## Task input:
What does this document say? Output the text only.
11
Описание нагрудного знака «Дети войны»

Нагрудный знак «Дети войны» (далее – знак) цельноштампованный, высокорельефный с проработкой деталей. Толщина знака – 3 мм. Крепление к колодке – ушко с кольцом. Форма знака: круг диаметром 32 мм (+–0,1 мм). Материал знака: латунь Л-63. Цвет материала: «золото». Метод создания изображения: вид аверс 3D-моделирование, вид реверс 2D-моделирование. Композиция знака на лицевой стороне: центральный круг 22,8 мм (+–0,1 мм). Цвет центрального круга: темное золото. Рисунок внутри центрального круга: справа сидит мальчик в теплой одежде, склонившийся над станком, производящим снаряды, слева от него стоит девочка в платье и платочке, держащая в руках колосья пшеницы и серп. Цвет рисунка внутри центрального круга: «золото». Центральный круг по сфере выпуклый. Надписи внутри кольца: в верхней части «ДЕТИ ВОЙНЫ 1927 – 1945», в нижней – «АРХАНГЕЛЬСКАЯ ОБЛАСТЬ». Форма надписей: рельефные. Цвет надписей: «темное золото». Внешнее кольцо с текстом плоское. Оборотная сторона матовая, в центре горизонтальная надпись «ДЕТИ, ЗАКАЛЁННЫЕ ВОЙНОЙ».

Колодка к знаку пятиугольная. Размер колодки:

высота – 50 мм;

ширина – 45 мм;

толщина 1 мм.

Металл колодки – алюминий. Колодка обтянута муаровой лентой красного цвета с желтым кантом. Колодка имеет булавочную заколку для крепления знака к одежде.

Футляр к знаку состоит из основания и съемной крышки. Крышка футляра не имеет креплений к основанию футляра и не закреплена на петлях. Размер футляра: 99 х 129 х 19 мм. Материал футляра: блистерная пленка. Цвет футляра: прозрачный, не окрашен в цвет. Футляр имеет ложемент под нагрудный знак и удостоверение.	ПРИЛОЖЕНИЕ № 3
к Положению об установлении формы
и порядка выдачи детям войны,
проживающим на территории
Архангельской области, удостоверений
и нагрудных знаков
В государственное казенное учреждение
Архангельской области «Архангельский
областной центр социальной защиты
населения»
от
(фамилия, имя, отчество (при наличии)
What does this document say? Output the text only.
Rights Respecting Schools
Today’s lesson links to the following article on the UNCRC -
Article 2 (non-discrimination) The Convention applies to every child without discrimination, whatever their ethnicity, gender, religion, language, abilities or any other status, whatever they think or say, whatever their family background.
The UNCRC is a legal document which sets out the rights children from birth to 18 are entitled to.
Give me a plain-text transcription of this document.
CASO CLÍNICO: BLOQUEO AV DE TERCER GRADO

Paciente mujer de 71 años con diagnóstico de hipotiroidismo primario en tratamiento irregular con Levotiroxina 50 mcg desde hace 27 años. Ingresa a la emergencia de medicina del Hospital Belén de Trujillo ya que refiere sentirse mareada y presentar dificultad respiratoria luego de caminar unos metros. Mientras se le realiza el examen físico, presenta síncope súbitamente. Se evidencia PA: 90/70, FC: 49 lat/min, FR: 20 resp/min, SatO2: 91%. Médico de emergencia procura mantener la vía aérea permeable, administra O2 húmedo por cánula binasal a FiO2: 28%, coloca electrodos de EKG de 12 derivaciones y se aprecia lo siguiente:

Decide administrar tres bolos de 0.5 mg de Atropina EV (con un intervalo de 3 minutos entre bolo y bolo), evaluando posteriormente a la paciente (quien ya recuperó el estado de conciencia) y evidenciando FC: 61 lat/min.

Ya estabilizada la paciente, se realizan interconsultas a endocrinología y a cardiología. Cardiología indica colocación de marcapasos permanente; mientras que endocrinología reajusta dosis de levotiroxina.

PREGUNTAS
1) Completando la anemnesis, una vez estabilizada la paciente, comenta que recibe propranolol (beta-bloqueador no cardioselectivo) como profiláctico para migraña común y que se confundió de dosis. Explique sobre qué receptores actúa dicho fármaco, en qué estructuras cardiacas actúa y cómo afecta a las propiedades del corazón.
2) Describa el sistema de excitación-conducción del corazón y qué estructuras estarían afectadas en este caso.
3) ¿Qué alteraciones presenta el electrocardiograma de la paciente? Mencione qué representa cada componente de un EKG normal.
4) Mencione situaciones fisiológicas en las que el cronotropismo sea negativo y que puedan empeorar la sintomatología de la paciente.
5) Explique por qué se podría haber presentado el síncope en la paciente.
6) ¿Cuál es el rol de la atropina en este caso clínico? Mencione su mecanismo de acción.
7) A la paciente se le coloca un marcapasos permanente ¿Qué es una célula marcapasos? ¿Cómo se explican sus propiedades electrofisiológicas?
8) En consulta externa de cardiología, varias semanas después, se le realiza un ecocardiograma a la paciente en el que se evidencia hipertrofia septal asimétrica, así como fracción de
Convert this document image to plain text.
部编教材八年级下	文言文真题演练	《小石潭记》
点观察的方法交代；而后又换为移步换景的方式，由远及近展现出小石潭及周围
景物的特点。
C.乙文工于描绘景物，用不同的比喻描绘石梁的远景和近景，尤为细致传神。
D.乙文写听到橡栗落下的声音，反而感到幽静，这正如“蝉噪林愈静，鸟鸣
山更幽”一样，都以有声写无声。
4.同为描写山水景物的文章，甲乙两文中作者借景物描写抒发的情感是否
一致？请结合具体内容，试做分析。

## Directive:
Output each record precisely as given.

## Answer to the task:
What does this document say? Output the text only.
11
Описание нагрудного знака «Дети войны»

Нагрудный знак «Дети войны» (далее – знак) цельноштампованный, высокорельефный с проработкой деталей. Толщина знака – 3 мм. Крепление к колодке – ушко с кольцом. Форма знака: круг диаметром 32 мм (+–0,1 мм). Материал знака: латунь Л-63. Цвет материала: «золото». Метод создания изображения: вид аверс 3D-моделирование, вид реверс 2D-моделирование. Композиция знака на лицевой стороне: центральный круг 22,8 мм (+–0,1 мм). Цвет центрального круга: темное золото. Рисунок внутри центрального круга: справа сидит мальчик в теплой одежде, склонившийся над станком, производящим снаряды, слева от него стоит девочка в платье и платочке, держащая в руках колосья пшеницы и серп. Цвет рисунка внутри центрального круга: «золото». Центральный круг по сфере выпуклый. Надписи внутри кольца: в верхней части «ДЕТИ ВОЙНЫ 1927 – 1945», в нижней – «АРХАНГЕЛЬСКАЯ ОБЛАСТЬ». Форма надписей: рельефные. Цвет надписей: «темное золото». Внешнее кольцо с текстом плоское. Оборотная сторона матовая, в центре горизонтальная надпись «ДЕТИ, ЗАКАЛЁННЫЕ ВОЙНОЙ».

Колодка к знаку пятиугольная. Размер колодки:

высота – 50 мм;

ширина – 45 мм;

толщина 1 мм.

Металл колодки – алюминий. Колодка обтянута муаровой лентой красного цвета с желтым кантом. Колодка имеет булавочную заколку для крепления знака к одежде.

Футляр к знаку состоит из основания и съемной крышки. Крышка футляра не имеет креплений к основанию футляра и не закреплена на петлях. Размер футляра: 99 х 129 х 19 мм. Материал футляра: блистерная пленка. Цвет футляра: прозрачный, не окрашен в цвет. Футляр имеет ложемент под нагрудный знак и удостоверение.	ПРИЛОЖЕНИЕ № 3
к Положению об установлении формы
и порядка выдачи детям войны,
проживающим на территории
Архангельской области, удостоверений
и нагрудных знаков
В государственное казенное учреждение
Архангельской области «Архангельский
областной центр социальной защиты
населения»
от
(фамилия, имя, отчество (при наличии)
What does this document say? Output the text only.
Rights Respecting Schools
Today’s lesson links to the following article on the UNCRC -
Article 2 (non-discrimination) The Convention applies to every child without discrimination, whatever their ethnicity, gender, religion, language, abilities or any other status, whatever they think or say, whatever their family background.
The UNCRC is a legal document which sets out the rights children from birth to 18 are entitled to.
Give me a plain-text transcription of this document.
CASO CLÍNICO: BLOQUEO AV DE TERCER GRADO

Paciente mujer de 71 años con diagnóstico de hipotiroidismo primario en tratamiento irregular con Levotiroxina 50 mcg desde hace 27 años. Ingresa a la emergencia de medicina del Hospital Belén de Trujillo ya que refiere sentirse mareada y presentar dificultad respiratoria luego de caminar unos metros. Mientras se le realiza el examen físico, presenta síncope súbitamente. Se evidencia PA: 90/70, FC: 49 lat/min, FR: 20 resp/min, SatO2: 91%. Médico de emergencia procura mantener la vía aérea permeable, administra O2 húmedo por cánula binasal a FiO2: 28%, coloca electrodos de EKG de 12 derivaciones y se aprecia lo siguiente:

Decide administrar tres bolos de 0.5 mg de Atropina EV (con un intervalo de 3 minutos entre bolo y bolo), evaluando posteriormente a la paciente (quien ya recuperó el estado de conciencia) y evidenciando FC: 61 lat/min.

Ya estabilizada la paciente, se realizan interconsultas a endocrinología y a cardiología. Cardiología indica colocación de marcapasos permanente; mientras que endocrinología reajusta dosis de levotiroxina.

PREGUNTAS
1) Completando la anemnesis, una vez estabilizada la paciente, comenta que recibe propranolol (beta-bloqueador no cardioselectivo) como profiláctico para migraña común y que se confundió de dosis. Explique sobre qué receptores actúa dicho fármaco, en qué estructuras cardiacas actúa y cómo afecta a las propiedades del corazón.
2) Describa el sistema de excitación-conducción del corazón y qué estructuras estarían afectadas en este caso.
3) ¿Qué alteraciones presenta el electrocardiograma de la paciente? Mencione qué representa cada componente de un EKG normal.
4) Mencione situaciones fisiológicas en las que el cronotropismo sea negativo y que puedan empeorar la sintomatología de la paciente.
5) Explique por qué se podría haber presentado el síncope en la paciente.
6) ¿Cuál es el rol de la atropina en este caso clínico? Mencione su mecanismo de acción.
7) A la paciente se le coloca un marcapasos permanente ¿Qué es una célula marcapasos? ¿Cómo se explican sus propiedades electrofisiológicas?
8) En consulta externa de cardiología, varias semanas después, se le realiza un ecocardiograma a la paciente en el que se evidencia hipertrofia septal asimétrica, así como fracción de
Convert this document image to plain text.
部编教材八年级下	文言文真题演练	《小石潭记》
点观察的方法交代；而后又换为移步换景的方式，由远及近展现出小石潭及周围
景物的特点。
C.乙文工于描绘景物，用不同的比喻描绘石梁的远景和近景，尤为细致传神。
D.乙文写听到橡栗落下的声音，反而感到幽静，这正如“蝉噪林愈静，鸟鸣
山更幽”一样，都以有声写无声。
4.同为描写山水景物的文章，甲乙两文中作者借景物描写抒发的情感是否
一致？请结合具体内容，试做分析。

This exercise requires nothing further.